Write out the entire listing below exactly as it appears, minus any pictures.

**SUPPLIED DATA:**
§

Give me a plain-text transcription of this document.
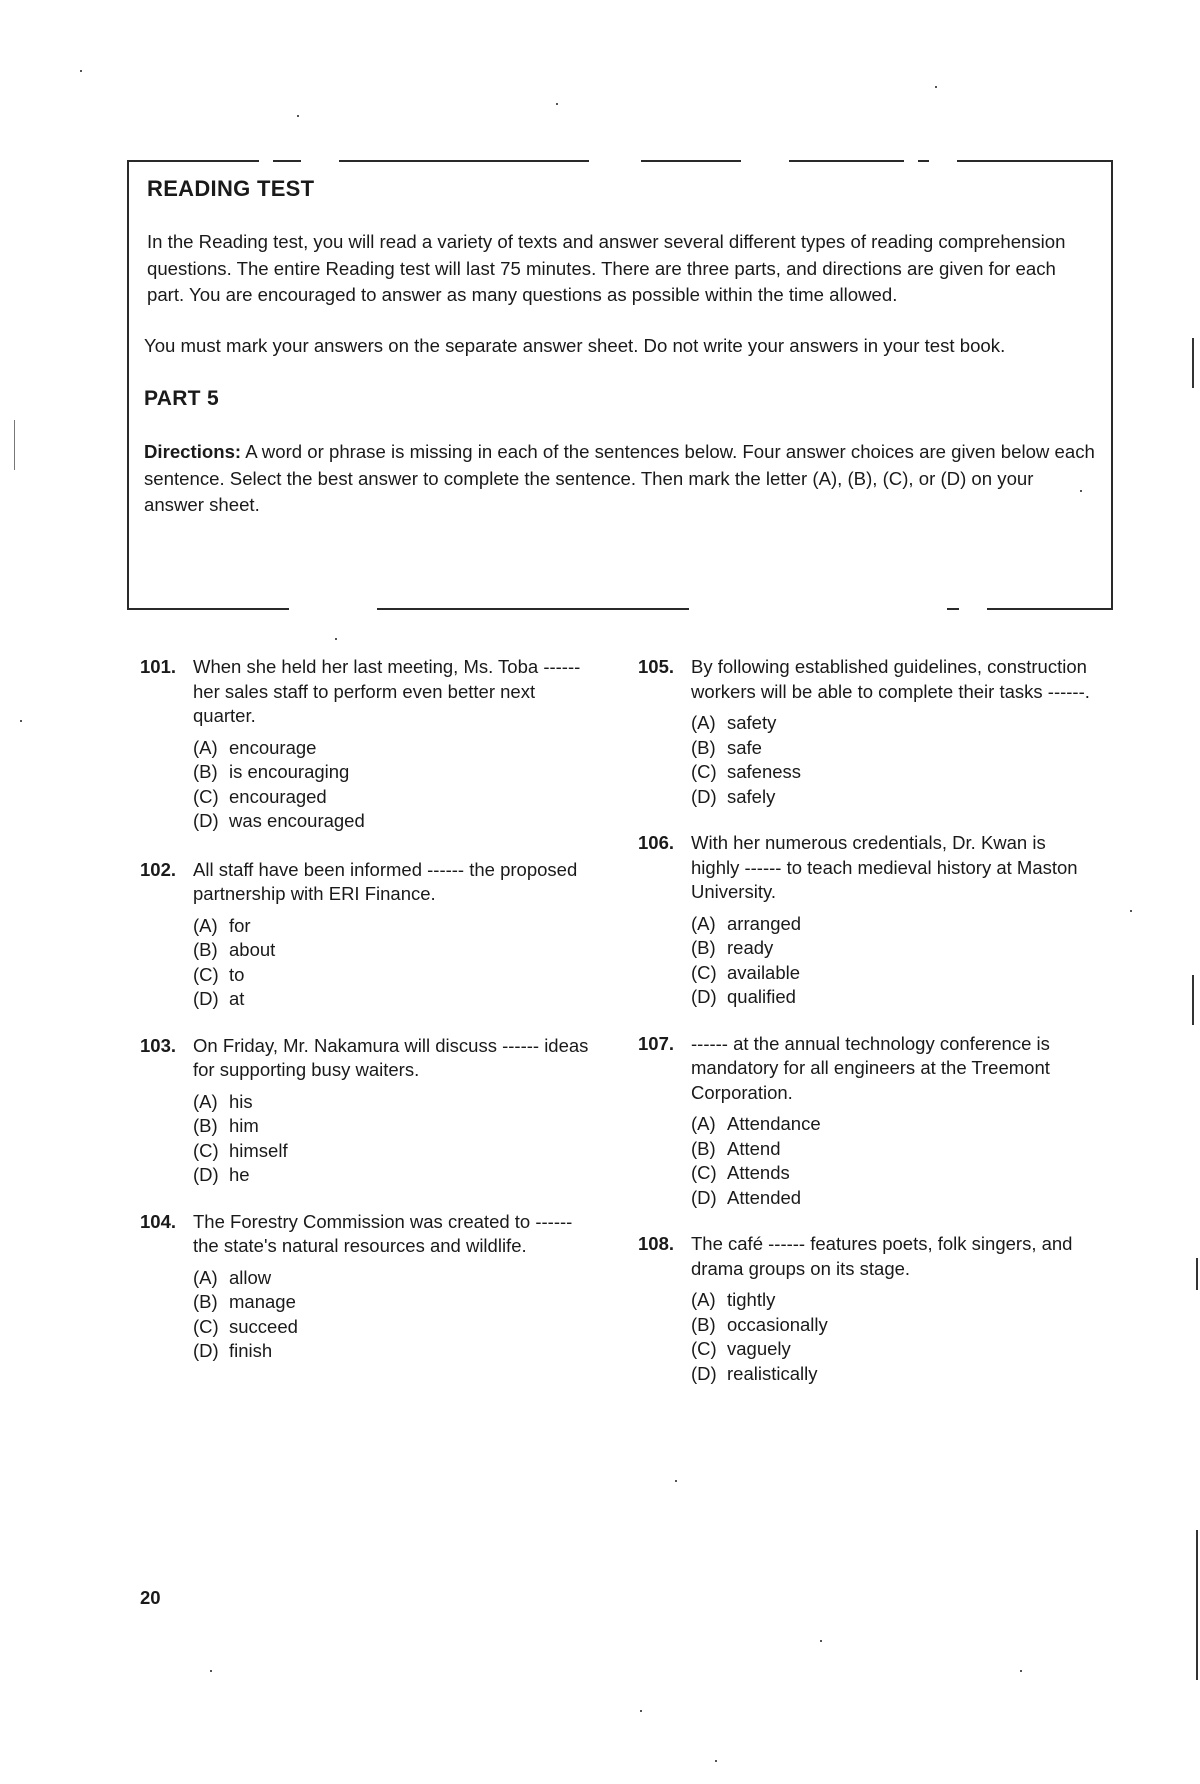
READING TEST

In the Reading test, you will read a variety of texts and answer several different types of reading comprehension questions. The entire Reading test will last 75 minutes. There are three parts, and directions are given for each part. You are encouraged to answer as many questions as possible within the time allowed.

You must mark your answers on the separate answer sheet. Do not write your answers in your test book.

PART 5

Directions: A word or phrase is missing in each of the sentences below. Four answer choices are given below each sentence. Select the best answer to complete the sentence. Then mark the letter (A), (B), (C), or (D) on your answer sheet.

101. When she held her last meeting, Ms. Toba ------ her sales staff to perform even better next quarter.
(A) encourage
(B) is encouraging
(C) encouraged
(D) was encouraged
102. All staff have been informed ------ the proposed partnership with ERI Finance.
(A) for
(B) about
(C) to
(D) at
103. On Friday, Mr. Nakamura will discuss ------ ideas for supporting busy waiters.
(A) his
(B) him
(C) himself
(D) he
104. The Forestry Commission was created to ------ the state's natural resources and wildlife.
(A) allow
(B) manage
(C) succeed
(D) finish
105. By following established guidelines, construction workers will be able to complete their tasks ------.
(A) safety
(B) safe
(C) safeness
(D) safely
106. With her numerous credentials, Dr. Kwan is highly ------ to teach medieval history at Maston University.
(A) arranged
(B) ready
(C) available
(D) qualified
107. ------ at the annual technology conference is mandatory for all engineers at the Treemont Corporation.
(A) Attendance
(B) Attend
(C) Attends
(D) Attended
108. The café ------ features poets, folk singers, and drama groups on its stage.
(A) tightly
(B) occasionally
(C) vaguely
(D) realistically
20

§

**TASK ANSWER:**
Give me a plain-text transcription of this document.
READING TEST

In the Reading test, you will read a variety of texts and answer several different types of reading comprehension questions. The entire Reading test will last 75 minutes. There are three parts, and directions are given for each part. You are encouraged to answer as many questions as possible within the time allowed.

You must mark your answers on the separate answer sheet. Do not write your answers in your test book.

PART 5

Directions: A word or phrase is missing in each of the sentences below. Four answer choices are given below each sentence. Select the best answer to complete the sentence. Then mark the letter (A), (B), (C), or (D) on your answer sheet.

101. When she held her last meeting, Ms. Toba ------ her sales staff to perform even better next quarter.
(A) encourage
(B) is encouraging
(C) encouraged
(D) was encouraged
102. All staff have been informed ------ the proposed partnership with ERI Finance.
(A) for
(B) about
(C) to
(D) at
103. On Friday, Mr. Nakamura will discuss ------ ideas for supporting busy waiters.
(A) his
(B) him
(C) himself
(D) he
104. The Forestry Commission was created to ------ the state's natural resources and wildlife.
(A) allow
(B) manage
(C) succeed
(D) finish
105. By following established guidelines, construction workers will be able to complete their tasks ------.
(A) safety
(B) safe
(C) safeness
(D) safely
106. With her numerous credentials, Dr. Kwan is highly ------ to teach medieval history at Maston University.
(A) arranged
(B) ready
(C) available
(D) qualified
107. ------ at the annual technology conference is mandatory for all engineers at the Treemont Corporation.
(A) Attendance
(B) Attend
(C) Attends
(D) Attended
108. The café ------ features poets, folk singers, and drama groups on its stage.
(A) tightly
(B) occasionally
(C) vaguely
(D) realistically
20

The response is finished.